• **SUPPLIED TEXT**
◇ ◇ ◇ ◇ ◇ ◇ ◇
Craniopharyngioma is a type of pediatric brain tumor that typically affects kids under the age of 14 (although it also affects adults between 40-75 years). This tumor is unique in that it usually contains both solid and cyst-like components. Craniopharyngioma most often occurs at the base of the brain behind the eyes near the pituitary gland.
Craniopharyngiomas are benign tumors, which means they do not spread to other locations in the body the way malignant, cancerous tumors do. Although they do not spread, craniopharyngiomas growing in the brain cause serious problems.
The standard treatment for these tumors is surgical resection (complete or partial) with or without radiation therapy. Kids with craniopharyngioma often experience a wide range of devastating symptoms including vision loss, cognitive impairment, obesity, delayed puberty, abnormally slow growth, anxiety, and much more. Craniopharyngioma patients have some of the poorest quality of life among kids with brain tumors.
Dr. Todd Hankinson is a pediatric neurosurgeon and researcher who has spent the last decade advancing treatment and care of kids and teens with brain tumors. Dr. Hankinson created and leads the only multi-center consortium in North America that focuses solely on improving therapies for pediatric craniopharyngioma.
Your support of The Morgan Adams Foundation has helped enable Dr. Hankinson’s research since 2013. Specifically, Dr. Hankinson is searching for more therapies that can be offered to craniopharyngioma patients outside of radiation to improve their survival and quality of life.
Dr. Hankinson and his team’s research has led to a new clinical trial of a combination treatment for kids with craniopharyngioma. Here’s what they are working on:
Analysis of craniopharyngioma tumor tissue and cyst fluid indicated high levels of interleukin-6 (or IL-6) and IL-6 receptors. IL-6 is a type of protein that regulates the immune response in the body.
Tocilizumab is a drug that blocks the IL-6 protein and has been widely used in pediatric patients. Dr. Hankinson treated two craniopharyngioma patients at Children’s Hospital Colorado with tocilizumab under the FDA’s compassionate use guidelines and both responded well and experienced decreased tumor size.
◇ ◇ ◇ ◇ ◇ ◇ ◇
Document layout analysis data:

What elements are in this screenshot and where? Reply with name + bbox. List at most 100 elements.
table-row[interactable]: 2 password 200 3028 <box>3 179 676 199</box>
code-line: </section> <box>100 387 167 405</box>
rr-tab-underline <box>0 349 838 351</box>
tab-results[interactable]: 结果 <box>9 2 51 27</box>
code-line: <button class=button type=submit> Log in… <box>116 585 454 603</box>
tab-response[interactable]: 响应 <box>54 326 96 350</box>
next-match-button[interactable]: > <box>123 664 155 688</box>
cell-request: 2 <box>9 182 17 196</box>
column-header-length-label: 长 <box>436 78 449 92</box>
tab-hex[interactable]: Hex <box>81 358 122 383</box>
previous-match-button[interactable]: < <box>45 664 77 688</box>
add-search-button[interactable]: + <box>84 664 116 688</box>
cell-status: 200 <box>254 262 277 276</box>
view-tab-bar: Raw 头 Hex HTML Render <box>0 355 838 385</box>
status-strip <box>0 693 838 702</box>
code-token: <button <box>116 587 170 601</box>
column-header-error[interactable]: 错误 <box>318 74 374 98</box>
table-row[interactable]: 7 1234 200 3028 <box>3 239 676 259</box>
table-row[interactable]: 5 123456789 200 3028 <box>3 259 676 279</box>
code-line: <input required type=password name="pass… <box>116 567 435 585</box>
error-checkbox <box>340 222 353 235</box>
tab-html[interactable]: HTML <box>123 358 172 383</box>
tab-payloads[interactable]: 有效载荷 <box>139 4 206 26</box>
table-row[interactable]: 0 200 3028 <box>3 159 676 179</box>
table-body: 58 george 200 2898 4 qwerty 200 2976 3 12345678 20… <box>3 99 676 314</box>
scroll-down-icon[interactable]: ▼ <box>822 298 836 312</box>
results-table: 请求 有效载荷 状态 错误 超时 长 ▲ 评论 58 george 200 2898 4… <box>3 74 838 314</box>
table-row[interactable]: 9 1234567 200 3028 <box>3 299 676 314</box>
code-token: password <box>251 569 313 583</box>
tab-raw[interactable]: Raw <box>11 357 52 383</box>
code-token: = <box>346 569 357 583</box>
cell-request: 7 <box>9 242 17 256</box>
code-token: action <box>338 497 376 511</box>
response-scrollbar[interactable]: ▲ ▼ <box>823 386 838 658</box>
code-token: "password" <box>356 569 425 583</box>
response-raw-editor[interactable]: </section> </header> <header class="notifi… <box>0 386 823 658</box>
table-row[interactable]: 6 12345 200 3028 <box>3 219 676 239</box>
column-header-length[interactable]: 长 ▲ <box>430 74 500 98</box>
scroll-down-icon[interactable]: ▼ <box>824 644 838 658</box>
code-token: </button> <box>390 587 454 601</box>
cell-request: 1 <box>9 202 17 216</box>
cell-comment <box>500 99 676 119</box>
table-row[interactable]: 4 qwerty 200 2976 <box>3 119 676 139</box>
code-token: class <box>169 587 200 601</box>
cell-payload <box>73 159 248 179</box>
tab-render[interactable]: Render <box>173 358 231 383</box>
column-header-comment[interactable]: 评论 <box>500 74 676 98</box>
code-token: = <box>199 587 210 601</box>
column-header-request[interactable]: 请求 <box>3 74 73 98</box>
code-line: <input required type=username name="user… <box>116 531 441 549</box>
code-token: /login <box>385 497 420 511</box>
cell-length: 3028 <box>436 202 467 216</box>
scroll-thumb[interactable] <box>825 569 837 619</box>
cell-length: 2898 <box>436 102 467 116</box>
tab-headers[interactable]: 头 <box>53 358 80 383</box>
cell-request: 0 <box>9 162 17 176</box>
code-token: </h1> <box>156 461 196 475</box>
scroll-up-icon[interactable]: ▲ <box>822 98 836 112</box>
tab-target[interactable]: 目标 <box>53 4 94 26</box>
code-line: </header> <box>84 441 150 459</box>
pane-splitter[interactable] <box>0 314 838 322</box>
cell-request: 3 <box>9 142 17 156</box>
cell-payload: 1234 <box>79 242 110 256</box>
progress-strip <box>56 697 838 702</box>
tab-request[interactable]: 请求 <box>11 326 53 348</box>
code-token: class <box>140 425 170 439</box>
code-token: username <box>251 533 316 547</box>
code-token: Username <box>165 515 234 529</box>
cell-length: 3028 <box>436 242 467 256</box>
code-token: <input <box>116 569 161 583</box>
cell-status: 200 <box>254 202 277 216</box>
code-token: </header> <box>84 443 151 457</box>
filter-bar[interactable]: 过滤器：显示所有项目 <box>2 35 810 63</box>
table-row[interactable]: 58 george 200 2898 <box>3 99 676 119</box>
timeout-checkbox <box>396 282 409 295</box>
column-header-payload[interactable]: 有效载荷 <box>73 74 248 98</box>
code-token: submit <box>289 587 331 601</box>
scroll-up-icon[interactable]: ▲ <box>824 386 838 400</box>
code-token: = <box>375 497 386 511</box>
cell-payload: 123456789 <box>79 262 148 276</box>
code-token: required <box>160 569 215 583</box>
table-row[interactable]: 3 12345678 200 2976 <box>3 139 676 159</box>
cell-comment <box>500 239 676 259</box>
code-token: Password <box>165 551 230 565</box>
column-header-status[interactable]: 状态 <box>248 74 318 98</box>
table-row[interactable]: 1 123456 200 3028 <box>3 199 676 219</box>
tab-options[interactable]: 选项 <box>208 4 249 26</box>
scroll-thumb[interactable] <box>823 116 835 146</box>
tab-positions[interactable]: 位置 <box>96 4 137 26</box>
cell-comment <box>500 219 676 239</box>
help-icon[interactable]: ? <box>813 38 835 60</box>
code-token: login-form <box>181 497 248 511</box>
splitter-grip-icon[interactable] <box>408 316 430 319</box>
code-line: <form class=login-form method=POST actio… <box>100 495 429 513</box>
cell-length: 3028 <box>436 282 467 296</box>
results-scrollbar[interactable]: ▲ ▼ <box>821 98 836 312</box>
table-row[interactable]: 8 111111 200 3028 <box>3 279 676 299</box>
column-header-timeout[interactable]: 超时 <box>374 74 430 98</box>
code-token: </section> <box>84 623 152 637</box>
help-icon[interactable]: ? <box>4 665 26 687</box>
◇ ◇ ◇ ◇ ◇ ◇ ◇
• **EXERCISE SET**
1 – Reproduce the stretch of the craniopharyngioma text from "Dr. Hankinson and" through "in the body.".
2 – According to the craniopharyngioma text, where in the brain does craniopharyngioma most often occur?
3 – Carry the craniopharyngioma text forward from its last sentence.

• **ANSWERS IN ORDER**
1 –
Dr. Hankinson and his team’s research has led to a new clinical trial of a combination treatment for kids with craniopharyngioma. Here’s what they are working on:
Analysis of craniopharyngioma tumor tissue and cyst fluid indicated high levels of interleukin-6 (or IL-6) and IL-6 receptors. IL-6 is a type of protein that regulates the immune response in the body.

2 – At the base of the brain behind the eyes, near the pituitary gland.

3 –
Research collaboration leads to combination therapy clinical trial
Dr. Hankinson’s team collaborates with other teams researching craniopharyngioma around the world, contributing data and sharing ideas. One such collaboration is with Dr. Juan Pedro Martinez-Barbera at University College London. (In fact, MAF funded two joint projects between Drs. Hankinson and Martinez-Barbera in 2016!)
Dr. Martinez-Barbera’s research team in London recently demonstrated that a type of drug called MEK inhibitors may slow craniopharyngioma growth.
Building off both teams’ discoveries, Dr. Hankinson created a clinical trial of IL-6 inhibition using tocilizumab that is currently underway at Children’s Hospital Colorado.
He is also working with a pediatric neuro-oncology consortium called CONNECT who will soon open an international clinical trial for kids with craniopharyngioma.
This trial will combine tocilizumab treatment with a MEK inhibitor. The trial is in the approval phases and will begin enrolling patients soon.
There will be three groups of patients in the trial. One will receive tocilizumab treatment, another will receive the MEK inhibitor, and the final group will receive a combination of both tocilizumab and the MEK inhibitor.
This new clinical trial will hopefully be the first of several that become available for craniopharyngioma patients who for so long have had very few treatment options. Surgery combined with radiation treatment is currently the primary option available and often results in a number of debilitating side effects on children’s brains.
In addition, this trial will lay the groundwork for future clinical trials utilizing currently-available drugs that may help improve outcomes for kids with this very aggressive brain tumor.